> **What the exercise asks**
Look through the data below and return each line where "federal" appears.

Data entries:

——

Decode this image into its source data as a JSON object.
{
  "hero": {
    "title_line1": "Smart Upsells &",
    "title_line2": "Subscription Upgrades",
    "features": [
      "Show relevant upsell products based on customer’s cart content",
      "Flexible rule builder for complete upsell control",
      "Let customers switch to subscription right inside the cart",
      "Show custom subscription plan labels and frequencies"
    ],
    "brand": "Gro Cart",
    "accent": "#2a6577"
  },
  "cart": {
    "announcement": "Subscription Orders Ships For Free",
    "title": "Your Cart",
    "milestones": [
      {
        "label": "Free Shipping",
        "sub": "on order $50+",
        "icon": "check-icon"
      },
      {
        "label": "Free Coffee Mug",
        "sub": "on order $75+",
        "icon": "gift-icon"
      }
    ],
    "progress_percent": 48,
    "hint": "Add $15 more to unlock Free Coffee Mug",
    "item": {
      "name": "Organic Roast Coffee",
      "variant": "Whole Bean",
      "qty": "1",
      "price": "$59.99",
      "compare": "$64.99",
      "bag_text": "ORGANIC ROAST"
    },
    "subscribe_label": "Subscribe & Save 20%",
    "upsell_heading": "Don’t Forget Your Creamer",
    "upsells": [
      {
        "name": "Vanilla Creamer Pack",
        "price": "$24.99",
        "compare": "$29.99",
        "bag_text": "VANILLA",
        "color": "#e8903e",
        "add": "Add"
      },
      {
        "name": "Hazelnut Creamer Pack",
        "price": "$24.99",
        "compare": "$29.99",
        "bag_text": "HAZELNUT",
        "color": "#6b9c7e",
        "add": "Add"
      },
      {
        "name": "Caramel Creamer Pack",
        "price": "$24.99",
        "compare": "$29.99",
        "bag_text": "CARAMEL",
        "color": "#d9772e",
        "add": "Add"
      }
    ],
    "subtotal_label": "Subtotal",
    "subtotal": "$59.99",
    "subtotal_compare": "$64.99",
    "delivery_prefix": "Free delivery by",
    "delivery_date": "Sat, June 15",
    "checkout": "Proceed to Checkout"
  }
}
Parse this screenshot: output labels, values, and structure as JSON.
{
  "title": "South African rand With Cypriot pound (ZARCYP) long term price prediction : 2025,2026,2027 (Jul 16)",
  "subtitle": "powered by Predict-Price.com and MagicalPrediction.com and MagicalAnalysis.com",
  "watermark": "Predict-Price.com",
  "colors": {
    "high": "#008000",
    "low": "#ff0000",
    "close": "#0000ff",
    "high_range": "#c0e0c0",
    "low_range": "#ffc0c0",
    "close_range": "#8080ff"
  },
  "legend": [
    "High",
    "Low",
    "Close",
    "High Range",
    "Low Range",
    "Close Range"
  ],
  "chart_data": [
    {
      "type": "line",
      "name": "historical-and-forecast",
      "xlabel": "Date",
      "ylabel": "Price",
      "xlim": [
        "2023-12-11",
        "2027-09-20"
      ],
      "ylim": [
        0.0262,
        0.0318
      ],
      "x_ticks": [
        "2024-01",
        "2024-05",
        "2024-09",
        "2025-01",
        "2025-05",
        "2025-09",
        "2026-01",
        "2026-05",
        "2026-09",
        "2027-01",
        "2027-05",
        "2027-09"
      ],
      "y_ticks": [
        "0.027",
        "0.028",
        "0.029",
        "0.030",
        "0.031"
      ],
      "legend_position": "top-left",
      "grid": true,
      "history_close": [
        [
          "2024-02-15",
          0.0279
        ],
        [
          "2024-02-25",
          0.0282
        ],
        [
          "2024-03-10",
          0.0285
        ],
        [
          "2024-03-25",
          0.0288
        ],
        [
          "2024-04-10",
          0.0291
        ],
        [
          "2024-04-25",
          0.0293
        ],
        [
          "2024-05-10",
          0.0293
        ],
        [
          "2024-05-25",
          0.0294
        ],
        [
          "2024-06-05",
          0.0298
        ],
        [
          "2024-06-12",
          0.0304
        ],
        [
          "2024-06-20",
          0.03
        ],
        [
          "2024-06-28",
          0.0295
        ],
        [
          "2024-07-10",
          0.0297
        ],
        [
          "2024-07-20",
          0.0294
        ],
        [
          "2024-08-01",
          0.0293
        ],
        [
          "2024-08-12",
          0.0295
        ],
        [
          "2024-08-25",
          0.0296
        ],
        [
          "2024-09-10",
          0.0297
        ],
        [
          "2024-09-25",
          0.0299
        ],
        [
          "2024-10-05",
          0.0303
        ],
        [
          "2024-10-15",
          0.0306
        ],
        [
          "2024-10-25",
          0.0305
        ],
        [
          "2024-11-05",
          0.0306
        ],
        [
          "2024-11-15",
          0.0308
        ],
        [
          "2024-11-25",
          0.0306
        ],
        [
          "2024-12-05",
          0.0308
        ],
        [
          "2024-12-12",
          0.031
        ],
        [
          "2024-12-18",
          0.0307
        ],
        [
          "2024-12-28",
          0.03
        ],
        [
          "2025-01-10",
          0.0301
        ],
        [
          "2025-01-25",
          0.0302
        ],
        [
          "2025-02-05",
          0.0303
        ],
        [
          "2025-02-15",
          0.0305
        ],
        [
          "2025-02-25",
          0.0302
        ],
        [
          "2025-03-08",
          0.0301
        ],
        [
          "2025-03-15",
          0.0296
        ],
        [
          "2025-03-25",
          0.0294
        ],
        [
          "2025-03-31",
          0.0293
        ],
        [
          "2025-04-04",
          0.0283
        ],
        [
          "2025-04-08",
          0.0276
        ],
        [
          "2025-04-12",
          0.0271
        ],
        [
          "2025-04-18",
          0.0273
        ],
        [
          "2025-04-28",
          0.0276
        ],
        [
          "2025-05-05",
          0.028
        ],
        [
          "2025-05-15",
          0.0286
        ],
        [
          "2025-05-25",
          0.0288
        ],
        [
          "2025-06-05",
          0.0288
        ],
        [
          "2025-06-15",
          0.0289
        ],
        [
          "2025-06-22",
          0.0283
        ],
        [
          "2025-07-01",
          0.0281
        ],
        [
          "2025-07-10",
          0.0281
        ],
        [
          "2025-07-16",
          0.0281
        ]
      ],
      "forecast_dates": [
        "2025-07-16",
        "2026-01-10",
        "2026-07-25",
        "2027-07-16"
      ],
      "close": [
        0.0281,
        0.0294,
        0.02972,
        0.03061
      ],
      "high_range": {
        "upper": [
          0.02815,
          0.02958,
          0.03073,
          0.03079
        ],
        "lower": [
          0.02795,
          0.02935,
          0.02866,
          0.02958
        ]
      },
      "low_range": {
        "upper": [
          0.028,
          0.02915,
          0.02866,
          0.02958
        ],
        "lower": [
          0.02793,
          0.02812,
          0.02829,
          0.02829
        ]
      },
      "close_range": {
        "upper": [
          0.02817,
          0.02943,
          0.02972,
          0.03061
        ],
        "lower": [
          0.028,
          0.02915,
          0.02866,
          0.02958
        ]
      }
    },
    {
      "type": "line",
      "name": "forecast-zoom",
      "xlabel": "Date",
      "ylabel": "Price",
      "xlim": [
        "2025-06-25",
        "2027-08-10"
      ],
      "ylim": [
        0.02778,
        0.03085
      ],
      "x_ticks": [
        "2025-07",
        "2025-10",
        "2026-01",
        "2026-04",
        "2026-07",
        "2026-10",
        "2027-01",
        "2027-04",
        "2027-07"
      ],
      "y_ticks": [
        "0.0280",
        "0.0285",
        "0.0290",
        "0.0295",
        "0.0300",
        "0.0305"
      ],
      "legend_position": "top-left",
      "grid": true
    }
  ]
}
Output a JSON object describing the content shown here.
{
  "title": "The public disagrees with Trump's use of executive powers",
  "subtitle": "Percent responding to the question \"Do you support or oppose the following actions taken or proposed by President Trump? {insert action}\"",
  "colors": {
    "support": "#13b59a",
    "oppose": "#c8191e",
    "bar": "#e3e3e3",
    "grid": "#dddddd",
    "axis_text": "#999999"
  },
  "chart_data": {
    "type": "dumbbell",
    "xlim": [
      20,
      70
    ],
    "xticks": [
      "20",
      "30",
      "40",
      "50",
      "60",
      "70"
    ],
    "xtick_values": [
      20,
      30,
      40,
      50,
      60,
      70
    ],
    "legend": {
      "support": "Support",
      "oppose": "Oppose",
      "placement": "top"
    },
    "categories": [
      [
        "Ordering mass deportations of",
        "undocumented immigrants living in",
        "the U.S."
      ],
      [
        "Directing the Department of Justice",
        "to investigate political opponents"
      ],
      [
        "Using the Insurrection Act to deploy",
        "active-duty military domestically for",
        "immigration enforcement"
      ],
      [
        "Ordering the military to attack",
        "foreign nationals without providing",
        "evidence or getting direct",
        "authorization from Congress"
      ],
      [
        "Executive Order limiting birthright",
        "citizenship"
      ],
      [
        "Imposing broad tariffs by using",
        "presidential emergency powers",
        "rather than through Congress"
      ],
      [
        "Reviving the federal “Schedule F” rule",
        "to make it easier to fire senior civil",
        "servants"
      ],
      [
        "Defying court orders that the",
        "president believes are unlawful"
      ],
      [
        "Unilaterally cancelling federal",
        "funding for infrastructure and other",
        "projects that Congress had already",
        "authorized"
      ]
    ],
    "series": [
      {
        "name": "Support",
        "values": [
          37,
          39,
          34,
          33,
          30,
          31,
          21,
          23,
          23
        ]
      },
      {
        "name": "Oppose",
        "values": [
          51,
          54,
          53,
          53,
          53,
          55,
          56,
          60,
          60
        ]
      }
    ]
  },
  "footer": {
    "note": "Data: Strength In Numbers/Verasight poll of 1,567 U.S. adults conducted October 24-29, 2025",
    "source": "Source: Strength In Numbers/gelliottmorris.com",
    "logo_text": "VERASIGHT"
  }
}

——

> **Result for this task**
        "Reviving the federal “Schedule F” rule",
        "Unilaterally cancelling federal",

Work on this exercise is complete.